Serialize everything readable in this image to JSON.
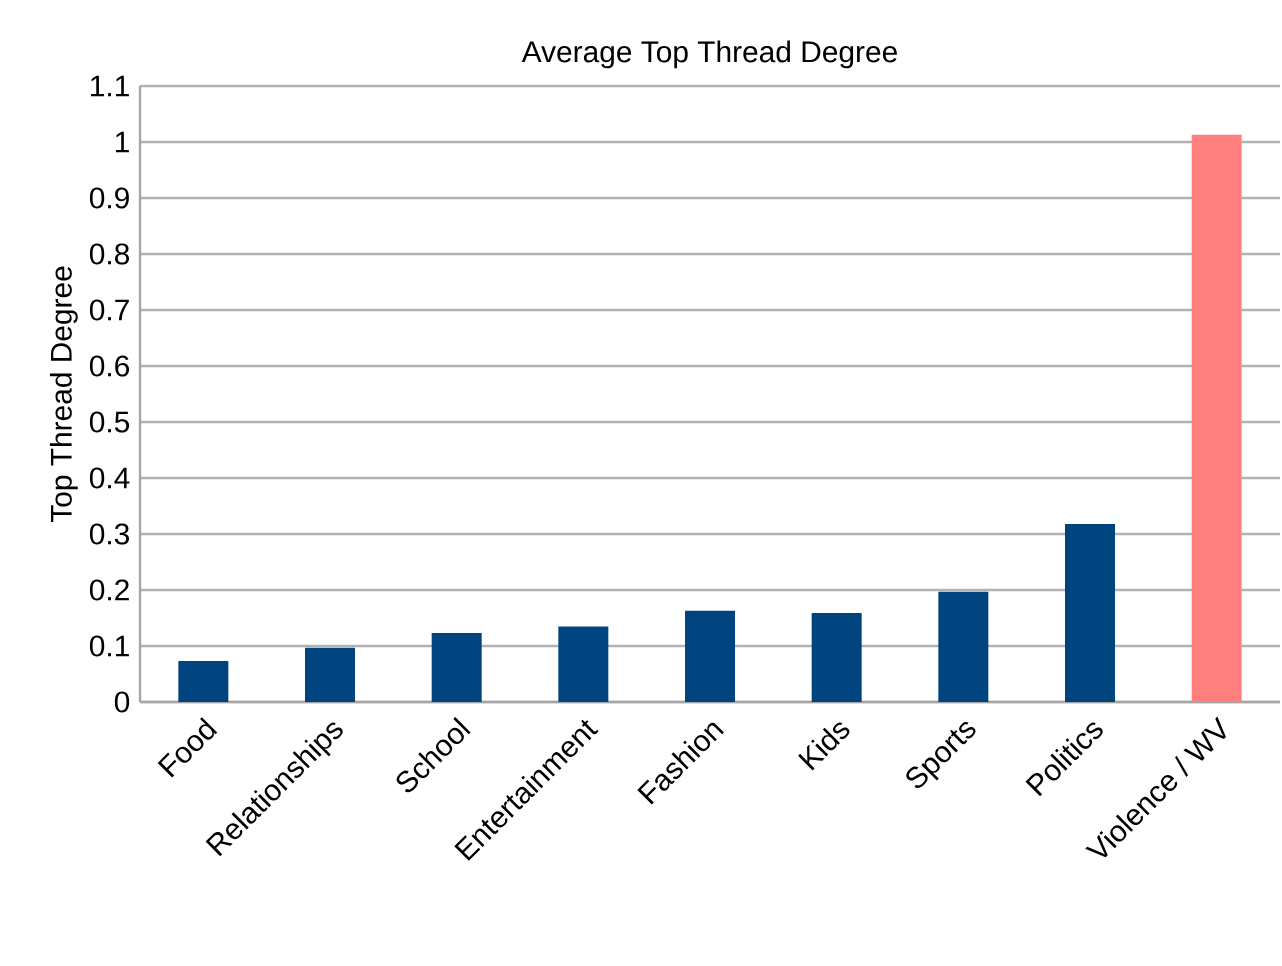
{
  "chart_data": {
    "type": "bar",
    "title": "Average Top Thread Degree",
    "ylabel": "Top Thread Degree",
    "categories": [
      "Food",
      "Relationships",
      "School",
      "Entertainment",
      "Fashion",
      "Kids",
      "Sports",
      "Politics",
      "Violence / WV"
    ],
    "values": [
      0.073,
      0.097,
      0.123,
      0.135,
      0.163,
      0.159,
      0.197,
      0.318,
      1.013
    ],
    "colors": [
      "#00447f",
      "#00447f",
      "#00447f",
      "#00447f",
      "#00447f",
      "#00447f",
      "#00447f",
      "#00447f",
      "#ff7f7f"
    ],
    "ylim": [
      0,
      1.1
    ],
    "yticks": [
      0,
      0.1,
      0.2,
      0.3,
      0.4,
      0.5,
      0.6,
      0.7,
      0.8,
      0.9,
      1,
      1.1
    ],
    "grid": "y"
  }
}
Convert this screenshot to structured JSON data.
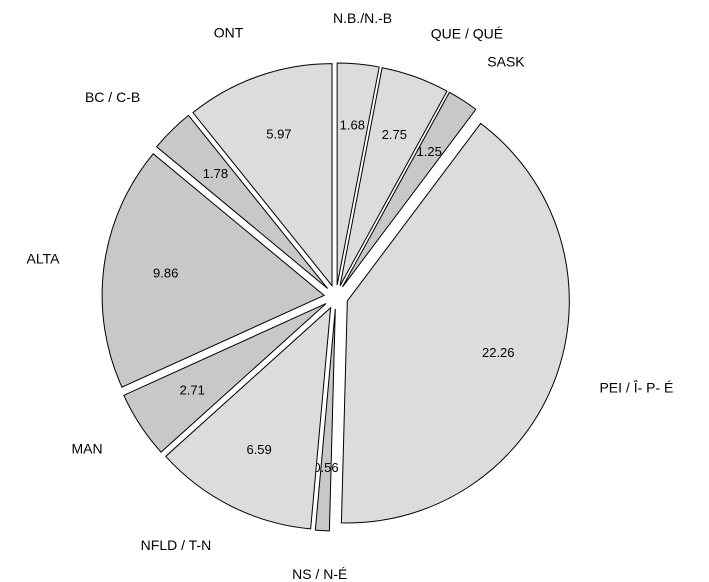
{
  "chart_data": {
    "type": "pie",
    "categories": [
      "N.B./N.-B",
      "QUE / QUÉ",
      "SASK",
      "PEI / Î- P- É",
      "NS / N-É",
      "NFLD / T-N",
      "MAN",
      "ALTA",
      "BC / C-B",
      "ONT"
    ],
    "values": [
      1.68,
      2.75,
      1.25,
      22.26,
      0.56,
      6.59,
      2.71,
      9.86,
      1.78,
      5.97
    ],
    "colors": [
      "#dcdcdc",
      "#dcdcdc",
      "#c8c8c8",
      "#dcdcdc",
      "#c8c8c8",
      "#dcdcdc",
      "#c8c8c8",
      "#c8c8c8",
      "#c8c8c8",
      "#dcdcdc"
    ]
  }
}
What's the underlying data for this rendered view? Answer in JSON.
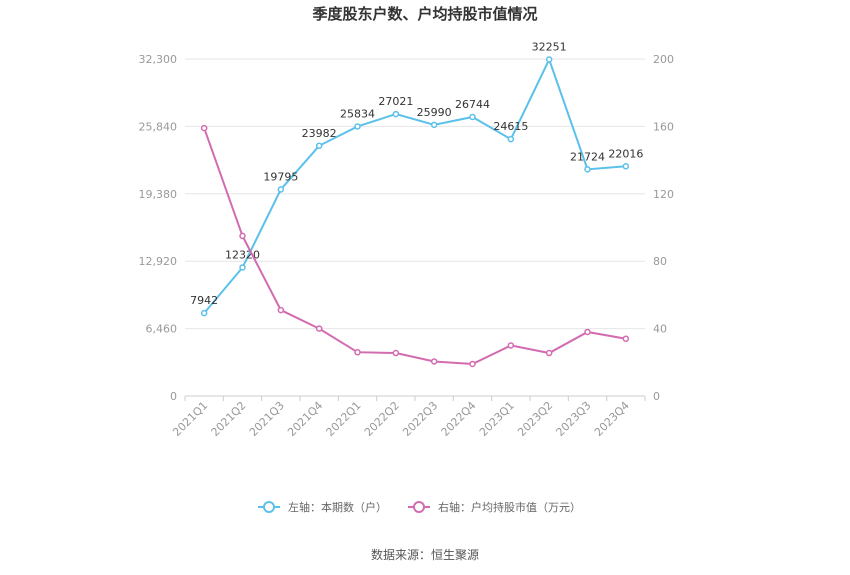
{
  "chart_data": {
    "type": "line",
    "title": "季度股东户数、户均持股市值情况",
    "categories": [
      "2021Q1",
      "2021Q2",
      "2021Q3",
      "2021Q4",
      "2022Q1",
      "2022Q2",
      "2022Q3",
      "2022Q4",
      "2023Q1",
      "2023Q2",
      "2023Q3",
      "2023Q4"
    ],
    "series": [
      {
        "name": "左轴：本期数（户）",
        "axis": "left",
        "color": "#5bc0eb",
        "values": [
          7942,
          12320,
          19795,
          23982,
          25834,
          27021,
          25990,
          26744,
          24615,
          32251,
          21724,
          22016
        ]
      },
      {
        "name": "右轴：户均持股市值（万元）",
        "axis": "right",
        "color": "#d36bb0",
        "values": [
          159,
          95,
          51,
          40,
          26,
          25.5,
          20.5,
          19,
          30,
          25.5,
          38,
          34
        ]
      }
    ],
    "left_axis": {
      "min": 0,
      "max": 32300,
      "ticks": [
        "0",
        "6,460",
        "12,920",
        "19,380",
        "25,840",
        "32,300"
      ]
    },
    "right_axis": {
      "min": 0,
      "max": 200,
      "ticks": [
        "0",
        "40",
        "80",
        "120",
        "160",
        "200"
      ]
    },
    "grid": true,
    "legend_position": "bottom",
    "source": "数据来源：恒生聚源"
  }
}
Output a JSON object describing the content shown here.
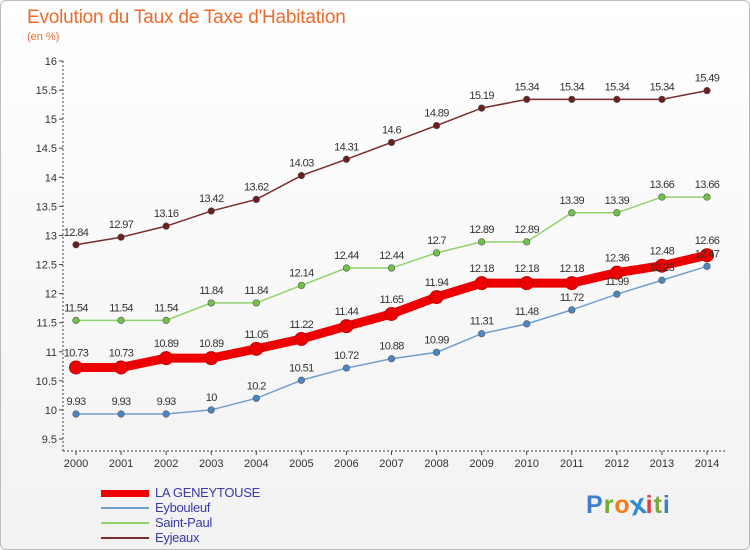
{
  "title": "Evolution du Taux de Taxe d'Habitation",
  "unit": "(en %)",
  "logo": {
    "text": "Proxiti",
    "letters": [
      "P",
      "r",
      "o",
      "x",
      "i",
      "t",
      "i"
    ],
    "colors": [
      "#3d7fcf",
      "#6fae2e",
      "#f07c1a",
      "#2c89d5",
      "#e23d3d",
      "#7aa83a",
      "#3d7fcf"
    ]
  },
  "chart_data": {
    "type": "line",
    "title": "Evolution du Taux de Taxe d'Habitation",
    "ylabel": "(en %)",
    "xlabel": "",
    "x": [
      2000,
      2001,
      2002,
      2003,
      2004,
      2005,
      2006,
      2007,
      2008,
      2009,
      2010,
      2011,
      2012,
      2013,
      2014
    ],
    "x_tick_labels": [
      "2000",
      "2001",
      "2002",
      "2003",
      "2004",
      "2005",
      "2006",
      "2007",
      "2008",
      "2009",
      "2010",
      "2011",
      "2012",
      "2013",
      "2014"
    ],
    "ylim": [
      9.5,
      16
    ],
    "y_ticks": [
      9.5,
      10,
      10.5,
      11,
      11.5,
      12,
      12.5,
      13,
      13.5,
      14,
      14.5,
      15,
      15.5,
      16
    ],
    "y_tick_labels": [
      "9.5",
      "10",
      "10.5",
      "11",
      "11.5",
      "12",
      "12.5",
      "13",
      "13.5",
      "14",
      "14.5",
      "15",
      "15.5",
      "16"
    ],
    "grid": false,
    "legend_position": "bottom-left",
    "series": [
      {
        "name": "Eyjeaux",
        "color": "#7a2b2b",
        "marker_color": "#6b1e1e",
        "values": [
          12.84,
          12.97,
          13.16,
          13.42,
          13.62,
          14.03,
          14.31,
          14.6,
          14.89,
          15.19,
          15.34,
          15.34,
          15.34,
          15.34,
          15.49
        ],
        "labels": [
          "12.84",
          "12.97",
          "13.16",
          "13.42",
          "13.62",
          "14.03",
          "14.31",
          "14.6",
          "14.89",
          "15.19",
          "15.34",
          "15.34",
          "15.34",
          "15.34",
          "15.49"
        ]
      },
      {
        "name": "Saint-Paul",
        "color": "#8fd36a",
        "marker_color": "#72c24a",
        "values": [
          11.54,
          11.54,
          11.54,
          11.84,
          11.84,
          12.14,
          12.44,
          12.44,
          12.7,
          12.89,
          12.89,
          13.39,
          13.39,
          13.66,
          13.66
        ],
        "labels": [
          "11.54",
          "11.54",
          "11.54",
          "11.84",
          "11.84",
          "12.14",
          "12.44",
          "12.44",
          "12.7",
          "12.89",
          "12.89",
          "13.39",
          "13.39",
          "13.66",
          "13.66"
        ]
      },
      {
        "name": "Eybouleuf",
        "color": "#6f9fcf",
        "marker_color": "#4a86c4",
        "values": [
          9.93,
          9.93,
          9.93,
          10,
          10.2,
          10.51,
          10.72,
          10.88,
          10.99,
          11.31,
          11.48,
          11.72,
          11.99,
          12.23,
          12.47
        ],
        "labels": [
          "9.93",
          "9.93",
          "9.93",
          "10",
          "10.2",
          "10.51",
          "10.72",
          "10.88",
          "10.99",
          "11.31",
          "11.48",
          "11.72",
          "11.99",
          "12.23",
          "12.47"
        ]
      },
      {
        "name": "LA GENEYTOUSE",
        "color": "#ee0000",
        "marker_color": "#ee0000",
        "bold": true,
        "values": [
          10.73,
          10.73,
          10.89,
          10.89,
          11.05,
          11.22,
          11.44,
          11.65,
          11.94,
          12.18,
          12.18,
          12.18,
          12.36,
          12.48,
          12.66
        ],
        "labels": [
          "10.73",
          "10.73",
          "10.89",
          "10.89",
          "11.05",
          "11.22",
          "11.44",
          "11.65",
          "11.94",
          "12.18",
          "12.18",
          "12.18",
          "12.36",
          "12.48",
          "12.66"
        ]
      }
    ],
    "legend": [
      {
        "name": "LA GENEYTOUSE",
        "color": "#ee0000",
        "bold": true
      },
      {
        "name": "Eybouleuf",
        "color": "#6f9fcf"
      },
      {
        "name": "Saint-Paul",
        "color": "#8fd36a"
      },
      {
        "name": "Eyjeaux",
        "color": "#7a2b2b"
      }
    ]
  }
}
____
Reproduce every line above as written, skipping pictures.

Serialize everything readable in this image to JSON.
{
  "chart_data": {
    "type": "bar",
    "title": "Average Top Thread Degree",
    "ylabel": "Top Thread Degree",
    "categories": [
      "Food",
      "Relationships",
      "School",
      "Entertainment",
      "Fashion",
      "Kids",
      "Sports",
      "Politics",
      "Violence / WV"
    ],
    "values": [
      0.073,
      0.097,
      0.123,
      0.135,
      0.163,
      0.159,
      0.197,
      0.318,
      1.013
    ],
    "colors": [
      "#00447f",
      "#00447f",
      "#00447f",
      "#00447f",
      "#00447f",
      "#00447f",
      "#00447f",
      "#00447f",
      "#ff7f7f"
    ],
    "ylim": [
      0,
      1.1
    ],
    "yticks": [
      0,
      0.1,
      0.2,
      0.3,
      0.4,
      0.5,
      0.6,
      0.7,
      0.8,
      0.9,
      1,
      1.1
    ],
    "grid": "y"
  }
}
Convert this screenshot to structured JSON data.
{
  "chart_data": {
    "type": "pie",
    "categories": [
      "N.B./N.-B",
      "QUE / QUÉ",
      "SASK",
      "PEI / Î- P- É",
      "NS / N-É",
      "NFLD / T-N",
      "MAN",
      "ALTA",
      "BC / C-B",
      "ONT"
    ],
    "values": [
      1.68,
      2.75,
      1.25,
      22.26,
      0.56,
      6.59,
      2.71,
      9.86,
      1.78,
      5.97
    ],
    "colors": [
      "#dcdcdc",
      "#dcdcdc",
      "#c8c8c8",
      "#dcdcdc",
      "#c8c8c8",
      "#dcdcdc",
      "#c8c8c8",
      "#c8c8c8",
      "#c8c8c8",
      "#dcdcdc"
    ]
  }
}
What's the underlying data for this rendered view? Answer in JSON.
{
  "chart_data": {
    "type": "line",
    "title": "季度股东户数、户均持股市值情况",
    "categories": [
      "2021Q1",
      "2021Q2",
      "2021Q3",
      "2021Q4",
      "2022Q1",
      "2022Q2",
      "2022Q3",
      "2022Q4",
      "2023Q1",
      "2023Q2",
      "2023Q3",
      "2023Q4"
    ],
    "series": [
      {
        "name": "左轴：本期数（户）",
        "axis": "left",
        "color": "#5bc0eb",
        "values": [
          7942,
          12320,
          19795,
          23982,
          25834,
          27021,
          25990,
          26744,
          24615,
          32251,
          21724,
          22016
        ]
      },
      {
        "name": "右轴：户均持股市值（万元）",
        "axis": "right",
        "color": "#d36bb0",
        "values": [
          159,
          95,
          51,
          40,
          26,
          25.5,
          20.5,
          19,
          30,
          25.5,
          38,
          34
        ]
      }
    ],
    "left_axis": {
      "min": 0,
      "max": 32300,
      "ticks": [
        "0",
        "6,460",
        "12,920",
        "19,380",
        "25,840",
        "32,300"
      ]
    },
    "right_axis": {
      "min": 0,
      "max": 200,
      "ticks": [
        "0",
        "40",
        "80",
        "120",
        "160",
        "200"
      ]
    },
    "grid": true,
    "legend_position": "bottom",
    "source": "数据来源：恒生聚源"
  }
}
Output a JSON object describing the content shown here.
{
  "title": "Evolution du Taux de Taxe d'Habitation",
  "unit": "(en %)",
  "logo": {
    "text": "Proxiti",
    "letters": [
      "P",
      "r",
      "o",
      "x",
      "i",
      "t",
      "i"
    ],
    "colors": [
      "#3d7fcf",
      "#6fae2e",
      "#f07c1a",
      "#2c89d5",
      "#e23d3d",
      "#7aa83a",
      "#3d7fcf"
    ]
  },
  "chart_data": {
    "type": "line",
    "title": "Evolution du Taux de Taxe d'Habitation",
    "ylabel": "(en %)",
    "xlabel": "",
    "x": [
      2000,
      2001,
      2002,
      2003,
      2004,
      2005,
      2006,
      2007,
      2008,
      2009,
      2010,
      2011,
      2012,
      2013,
      2014
    ],
    "x_tick_labels": [
      "2000",
      "2001",
      "2002",
      "2003",
      "2004",
      "2005",
      "2006",
      "2007",
      "2008",
      "2009",
      "2010",
      "2011",
      "2012",
      "2013",
      "2014"
    ],
    "ylim": [
      9.5,
      16
    ],
    "y_ticks": [
      9.5,
      10,
      10.5,
      11,
      11.5,
      12,
      12.5,
      13,
      13.5,
      14,
      14.5,
      15,
      15.5,
      16
    ],
    "y_tick_labels": [
      "9.5",
      "10",
      "10.5",
      "11",
      "11.5",
      "12",
      "12.5",
      "13",
      "13.5",
      "14",
      "14.5",
      "15",
      "15.5",
      "16"
    ],
    "grid": false,
    "legend_position": "bottom-left",
    "series": [
      {
        "name": "Eyjeaux",
        "color": "#7a2b2b",
        "marker_color": "#6b1e1e",
        "values": [
          12.84,
          12.97,
          13.16,
          13.42,
          13.62,
          14.03,
          14.31,
          14.6,
          14.89,
          15.19,
          15.34,
          15.34,
          15.34,
          15.34,
          15.49
        ],
        "labels": [
          "12.84",
          "12.97",
          "13.16",
          "13.42",
          "13.62",
          "14.03",
          "14.31",
          "14.6",
          "14.89",
          "15.19",
          "15.34",
          "15.34",
          "15.34",
          "15.34",
          "15.49"
        ]
      },
      {
        "name": "Saint-Paul",
        "color": "#8fd36a",
        "marker_color": "#72c24a",
        "values": [
          11.54,
          11.54,
          11.54,
          11.84,
          11.84,
          12.14,
          12.44,
          12.44,
          12.7,
          12.89,
          12.89,
          13.39,
          13.39,
          13.66,
          13.66
        ],
        "labels": [
          "11.54",
          "11.54",
          "11.54",
          "11.84",
          "11.84",
          "12.14",
          "12.44",
          "12.44",
          "12.7",
          "12.89",
          "12.89",
          "13.39",
          "13.39",
          "13.66",
          "13.66"
        ]
      },
      {
        "name": "Eybouleuf",
        "color": "#6f9fcf",
        "marker_color": "#4a86c4",
        "values": [
          9.93,
          9.93,
          9.93,
          10,
          10.2,
          10.51,
          10.72,
          10.88,
          10.99,
          11.31,
          11.48,
          11.72,
          11.99,
          12.23,
          12.47
        ],
        "labels": [
          "9.93",
          "9.93",
          "9.93",
          "10",
          "10.2",
          "10.51",
          "10.72",
          "10.88",
          "10.99",
          "11.31",
          "11.48",
          "11.72",
          "11.99",
          "12.23",
          "12.47"
        ]
      },
      {
        "name": "LA GENEYTOUSE",
        "color": "#ee0000",
        "marker_color": "#ee0000",
        "bold": true,
        "values": [
          10.73,
          10.73,
          10.89,
          10.89,
          11.05,
          11.22,
          11.44,
          11.65,
          11.94,
          12.18,
          12.18,
          12.18,
          12.36,
          12.48,
          12.66
        ],
        "labels": [
          "10.73",
          "10.73",
          "10.89",
          "10.89",
          "11.05",
          "11.22",
          "11.44",
          "11.65",
          "11.94",
          "12.18",
          "12.18",
          "12.18",
          "12.36",
          "12.48",
          "12.66"
        ]
      }
    ],
    "legend": [
      {
        "name": "LA GENEYTOUSE",
        "color": "#ee0000",
        "bold": true
      },
      {
        "name": "Eybouleuf",
        "color": "#6f9fcf"
      },
      {
        "name": "Saint-Paul",
        "color": "#8fd36a"
      },
      {
        "name": "Eyjeaux",
        "color": "#7a2b2b"
      }
    ]
  }
}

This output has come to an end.